▶ SET TASK
Read the listing below and copy out every line that holds "this".

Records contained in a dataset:
--*--

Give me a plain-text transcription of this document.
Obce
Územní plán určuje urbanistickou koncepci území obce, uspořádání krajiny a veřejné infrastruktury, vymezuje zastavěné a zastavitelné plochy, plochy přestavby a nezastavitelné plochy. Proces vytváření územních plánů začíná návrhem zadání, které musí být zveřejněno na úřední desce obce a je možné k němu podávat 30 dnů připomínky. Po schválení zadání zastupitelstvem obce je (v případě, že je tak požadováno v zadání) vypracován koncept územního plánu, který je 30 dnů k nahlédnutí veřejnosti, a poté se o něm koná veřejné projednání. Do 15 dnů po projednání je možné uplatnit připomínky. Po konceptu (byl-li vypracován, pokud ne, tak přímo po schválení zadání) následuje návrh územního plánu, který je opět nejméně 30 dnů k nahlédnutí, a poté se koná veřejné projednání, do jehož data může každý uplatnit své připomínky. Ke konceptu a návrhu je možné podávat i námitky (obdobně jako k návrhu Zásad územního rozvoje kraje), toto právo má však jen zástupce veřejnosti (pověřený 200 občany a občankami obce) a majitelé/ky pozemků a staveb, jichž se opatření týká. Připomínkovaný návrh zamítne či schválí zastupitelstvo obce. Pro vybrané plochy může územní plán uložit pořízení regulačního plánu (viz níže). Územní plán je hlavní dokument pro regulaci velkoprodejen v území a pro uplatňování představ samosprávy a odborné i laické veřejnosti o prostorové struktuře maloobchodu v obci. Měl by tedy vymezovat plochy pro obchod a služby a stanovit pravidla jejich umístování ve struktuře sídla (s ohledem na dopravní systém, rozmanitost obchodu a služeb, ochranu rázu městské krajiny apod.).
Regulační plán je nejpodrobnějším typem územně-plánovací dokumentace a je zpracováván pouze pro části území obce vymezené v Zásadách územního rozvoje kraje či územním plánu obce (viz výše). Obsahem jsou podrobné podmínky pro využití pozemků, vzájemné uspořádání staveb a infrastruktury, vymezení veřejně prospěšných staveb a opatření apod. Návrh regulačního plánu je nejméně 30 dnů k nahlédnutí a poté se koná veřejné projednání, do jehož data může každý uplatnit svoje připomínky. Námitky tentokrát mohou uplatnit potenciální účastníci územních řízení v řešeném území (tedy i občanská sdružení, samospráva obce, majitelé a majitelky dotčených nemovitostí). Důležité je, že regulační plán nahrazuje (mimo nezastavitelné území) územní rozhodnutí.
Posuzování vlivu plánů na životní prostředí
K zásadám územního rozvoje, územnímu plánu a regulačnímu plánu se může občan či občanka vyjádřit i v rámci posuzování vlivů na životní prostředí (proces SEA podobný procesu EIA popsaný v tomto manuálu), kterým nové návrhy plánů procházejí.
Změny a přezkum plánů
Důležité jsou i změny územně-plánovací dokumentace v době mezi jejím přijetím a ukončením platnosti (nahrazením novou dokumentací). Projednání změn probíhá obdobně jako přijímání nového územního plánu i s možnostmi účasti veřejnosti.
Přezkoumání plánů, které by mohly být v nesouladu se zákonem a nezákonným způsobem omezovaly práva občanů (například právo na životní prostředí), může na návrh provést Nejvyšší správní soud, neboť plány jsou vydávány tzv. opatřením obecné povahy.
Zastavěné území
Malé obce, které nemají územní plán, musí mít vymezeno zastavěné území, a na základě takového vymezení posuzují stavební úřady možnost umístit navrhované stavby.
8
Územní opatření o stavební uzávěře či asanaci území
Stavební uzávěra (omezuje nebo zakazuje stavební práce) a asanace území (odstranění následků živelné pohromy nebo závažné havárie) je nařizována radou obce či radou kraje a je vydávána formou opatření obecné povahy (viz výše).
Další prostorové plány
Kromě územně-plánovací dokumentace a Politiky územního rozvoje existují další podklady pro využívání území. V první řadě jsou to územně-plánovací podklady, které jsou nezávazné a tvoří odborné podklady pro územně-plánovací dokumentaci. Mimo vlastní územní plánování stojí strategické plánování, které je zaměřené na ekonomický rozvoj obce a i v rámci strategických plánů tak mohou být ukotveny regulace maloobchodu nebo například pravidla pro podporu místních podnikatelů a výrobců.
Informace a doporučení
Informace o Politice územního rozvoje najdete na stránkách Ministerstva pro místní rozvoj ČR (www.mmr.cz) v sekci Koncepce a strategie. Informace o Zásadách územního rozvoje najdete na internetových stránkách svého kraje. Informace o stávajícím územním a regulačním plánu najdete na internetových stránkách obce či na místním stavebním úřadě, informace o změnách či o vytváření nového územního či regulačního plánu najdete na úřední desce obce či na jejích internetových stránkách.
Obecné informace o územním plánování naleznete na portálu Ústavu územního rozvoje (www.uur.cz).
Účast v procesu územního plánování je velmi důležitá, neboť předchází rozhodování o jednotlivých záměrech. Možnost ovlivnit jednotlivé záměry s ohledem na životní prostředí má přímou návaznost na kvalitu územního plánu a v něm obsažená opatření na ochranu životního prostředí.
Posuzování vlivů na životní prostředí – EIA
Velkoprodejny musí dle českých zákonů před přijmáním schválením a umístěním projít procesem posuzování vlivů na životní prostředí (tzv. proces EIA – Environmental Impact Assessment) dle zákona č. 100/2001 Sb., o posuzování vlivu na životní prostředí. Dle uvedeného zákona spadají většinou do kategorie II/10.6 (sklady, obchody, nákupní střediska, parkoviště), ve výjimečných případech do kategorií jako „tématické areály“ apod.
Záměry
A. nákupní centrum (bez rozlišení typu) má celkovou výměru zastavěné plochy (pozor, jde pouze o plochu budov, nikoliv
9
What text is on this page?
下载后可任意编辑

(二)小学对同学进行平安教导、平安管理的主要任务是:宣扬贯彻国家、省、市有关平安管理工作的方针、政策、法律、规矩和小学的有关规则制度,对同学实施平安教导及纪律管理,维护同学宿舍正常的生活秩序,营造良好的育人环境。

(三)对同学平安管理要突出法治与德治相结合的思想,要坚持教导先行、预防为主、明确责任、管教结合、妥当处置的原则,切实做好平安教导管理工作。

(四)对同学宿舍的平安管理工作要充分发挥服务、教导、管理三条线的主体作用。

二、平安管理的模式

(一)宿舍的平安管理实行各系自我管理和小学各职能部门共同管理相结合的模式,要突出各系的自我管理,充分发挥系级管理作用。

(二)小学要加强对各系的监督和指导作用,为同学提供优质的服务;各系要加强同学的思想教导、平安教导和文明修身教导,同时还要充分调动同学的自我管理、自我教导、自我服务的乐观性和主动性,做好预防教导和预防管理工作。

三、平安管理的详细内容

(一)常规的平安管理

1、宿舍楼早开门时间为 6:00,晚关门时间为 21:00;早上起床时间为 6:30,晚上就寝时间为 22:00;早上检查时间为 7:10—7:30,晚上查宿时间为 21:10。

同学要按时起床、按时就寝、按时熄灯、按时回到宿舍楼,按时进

--*--

▶ EXPECTED ANSWER
Give me a plain-text transcription of this document.
What text is on this page?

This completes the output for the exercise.